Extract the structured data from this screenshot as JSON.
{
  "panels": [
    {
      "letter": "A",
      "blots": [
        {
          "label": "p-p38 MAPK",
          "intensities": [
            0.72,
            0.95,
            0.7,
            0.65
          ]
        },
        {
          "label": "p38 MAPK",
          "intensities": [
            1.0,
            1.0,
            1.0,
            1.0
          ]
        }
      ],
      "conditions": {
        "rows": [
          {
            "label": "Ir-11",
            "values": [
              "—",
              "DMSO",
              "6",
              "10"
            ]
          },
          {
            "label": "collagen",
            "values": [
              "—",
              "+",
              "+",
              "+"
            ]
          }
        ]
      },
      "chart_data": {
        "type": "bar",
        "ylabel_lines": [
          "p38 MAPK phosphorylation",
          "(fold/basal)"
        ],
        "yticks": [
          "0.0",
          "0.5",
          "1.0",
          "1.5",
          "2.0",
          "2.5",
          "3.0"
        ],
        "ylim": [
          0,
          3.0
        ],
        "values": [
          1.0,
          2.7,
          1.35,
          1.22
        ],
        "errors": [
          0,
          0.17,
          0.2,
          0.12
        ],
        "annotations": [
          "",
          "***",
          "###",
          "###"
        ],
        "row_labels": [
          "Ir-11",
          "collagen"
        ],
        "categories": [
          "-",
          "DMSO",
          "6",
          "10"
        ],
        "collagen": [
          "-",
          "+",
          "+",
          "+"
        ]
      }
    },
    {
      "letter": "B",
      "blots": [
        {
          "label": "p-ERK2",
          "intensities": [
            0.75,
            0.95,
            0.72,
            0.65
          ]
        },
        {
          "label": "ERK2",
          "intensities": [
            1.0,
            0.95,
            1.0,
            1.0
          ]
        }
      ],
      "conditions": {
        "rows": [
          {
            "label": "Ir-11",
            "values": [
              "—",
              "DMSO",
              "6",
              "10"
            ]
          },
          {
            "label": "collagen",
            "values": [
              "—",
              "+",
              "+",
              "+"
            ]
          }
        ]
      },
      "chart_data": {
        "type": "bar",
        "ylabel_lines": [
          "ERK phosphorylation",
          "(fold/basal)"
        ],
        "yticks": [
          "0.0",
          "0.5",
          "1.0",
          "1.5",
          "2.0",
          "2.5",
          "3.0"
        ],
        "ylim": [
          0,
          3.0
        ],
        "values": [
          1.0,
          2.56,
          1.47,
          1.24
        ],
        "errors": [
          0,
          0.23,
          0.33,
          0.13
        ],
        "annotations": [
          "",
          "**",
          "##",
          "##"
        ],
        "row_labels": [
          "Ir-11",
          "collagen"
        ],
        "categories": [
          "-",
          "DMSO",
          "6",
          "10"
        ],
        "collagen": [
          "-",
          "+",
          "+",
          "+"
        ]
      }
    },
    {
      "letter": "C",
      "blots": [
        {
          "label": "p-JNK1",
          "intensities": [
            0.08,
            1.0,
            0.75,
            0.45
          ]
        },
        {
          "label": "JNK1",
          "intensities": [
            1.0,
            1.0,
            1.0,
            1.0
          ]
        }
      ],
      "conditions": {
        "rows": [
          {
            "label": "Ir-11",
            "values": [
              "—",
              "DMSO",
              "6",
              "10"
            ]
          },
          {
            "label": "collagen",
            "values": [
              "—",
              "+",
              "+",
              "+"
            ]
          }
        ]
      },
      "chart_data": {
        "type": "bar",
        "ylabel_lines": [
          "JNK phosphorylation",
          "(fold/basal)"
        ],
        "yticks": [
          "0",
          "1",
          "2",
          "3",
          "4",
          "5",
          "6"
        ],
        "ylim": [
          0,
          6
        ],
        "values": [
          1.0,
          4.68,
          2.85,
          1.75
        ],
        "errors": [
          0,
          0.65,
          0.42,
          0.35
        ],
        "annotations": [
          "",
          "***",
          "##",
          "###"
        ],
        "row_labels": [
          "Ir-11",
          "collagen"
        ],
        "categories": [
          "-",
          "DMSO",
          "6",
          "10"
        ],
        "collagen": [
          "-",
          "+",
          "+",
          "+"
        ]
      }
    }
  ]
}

AIM: Please set down all the data word for word.

SOLUTION TO THIS TASK:
Extract the structured data from this screenshot as JSON.
{
  "panels": [
    {
      "letter": "A",
      "blots": [
        {
          "label": "p-p38 MAPK",
          "intensities": [
            0.72,
            0.95,
            0.7,
            0.65
          ]
        },
        {
          "label": "p38 MAPK",
          "intensities": [
            1.0,
            1.0,
            1.0,
            1.0
          ]
        }
      ],
      "conditions": {
        "rows": [
          {
            "label": "Ir-11",
            "values": [
              "—",
              "DMSO",
              "6",
              "10"
            ]
          },
          {
            "label": "collagen",
            "values": [
              "—",
              "+",
              "+",
              "+"
            ]
          }
        ]
      },
      "chart_data": {
        "type": "bar",
        "ylabel_lines": [
          "p38 MAPK phosphorylation",
          "(fold/basal)"
        ],
        "yticks": [
          "0.0",
          "0.5",
          "1.0",
          "1.5",
          "2.0",
          "2.5",
          "3.0"
        ],
        "ylim": [
          0,
          3.0
        ],
        "values": [
          1.0,
          2.7,
          1.35,
          1.22
        ],
        "errors": [
          0,
          0.17,
          0.2,
          0.12
        ],
        "annotations": [
          "",
          "***",
          "###",
          "###"
        ],
        "row_labels": [
          "Ir-11",
          "collagen"
        ],
        "categories": [
          "-",
          "DMSO",
          "6",
          "10"
        ],
        "collagen": [
          "-",
          "+",
          "+",
          "+"
        ]
      }
    },
    {
      "letter": "B",
      "blots": [
        {
          "label": "p-ERK2",
          "intensities": [
            0.75,
            0.95,
            0.72,
            0.65
          ]
        },
        {
          "label": "ERK2",
          "intensities": [
            1.0,
            0.95,
            1.0,
            1.0
          ]
        }
      ],
      "conditions": {
        "rows": [
          {
            "label": "Ir-11",
            "values": [
              "—",
              "DMSO",
              "6",
              "10"
            ]
          },
          {
            "label": "collagen",
            "values": [
              "—",
              "+",
              "+",
              "+"
            ]
          }
        ]
      },
      "chart_data": {
        "type": "bar",
        "ylabel_lines": [
          "ERK phosphorylation",
          "(fold/basal)"
        ],
        "yticks": [
          "0.0",
          "0.5",
          "1.0",
          "1.5",
          "2.0",
          "2.5",
          "3.0"
        ],
        "ylim": [
          0,
          3.0
        ],
        "values": [
          1.0,
          2.56,
          1.47,
          1.24
        ],
        "errors": [
          0,
          0.23,
          0.33,
          0.13
        ],
        "annotations": [
          "",
          "**",
          "##",
          "##"
        ],
        "row_labels": [
          "Ir-11",
          "collagen"
        ],
        "categories": [
          "-",
          "DMSO",
          "6",
          "10"
        ],
        "collagen": [
          "-",
          "+",
          "+",
          "+"
        ]
      }
    },
    {
      "letter": "C",
      "blots": [
        {
          "label": "p-JNK1",
          "intensities": [
            0.08,
            1.0,
            0.75,
            0.45
          ]
        },
        {
          "label": "JNK1",
          "intensities": [
            1.0,
            1.0,
            1.0,
            1.0
          ]
        }
      ],
      "conditions": {
        "rows": [
          {
            "label": "Ir-11",
            "values": [
              "—",
              "DMSO",
              "6",
              "10"
            ]
          },
          {
            "label": "collagen",
            "values": [
              "—",
              "+",
              "+",
              "+"
            ]
          }
        ]
      },
      "chart_data": {
        "type": "bar",
        "ylabel_lines": [
          "JNK phosphorylation",
          "(fold/basal)"
        ],
        "yticks": [
          "0",
          "1",
          "2",
          "3",
          "4",
          "5",
          "6"
        ],
        "ylim": [
          0,
          6
        ],
        "values": [
          1.0,
          4.68,
          2.85,
          1.75
        ],
        "errors": [
          0,
          0.65,
          0.42,
          0.35
        ],
        "annotations": [
          "",
          "***",
          "##",
          "###"
        ],
        "row_labels": [
          "Ir-11",
          "collagen"
        ],
        "categories": [
          "-",
          "DMSO",
          "6",
          "10"
        ],
        "collagen": [
          "-",
          "+",
          "+",
          "+"
        ]
      }
    }
  ]
}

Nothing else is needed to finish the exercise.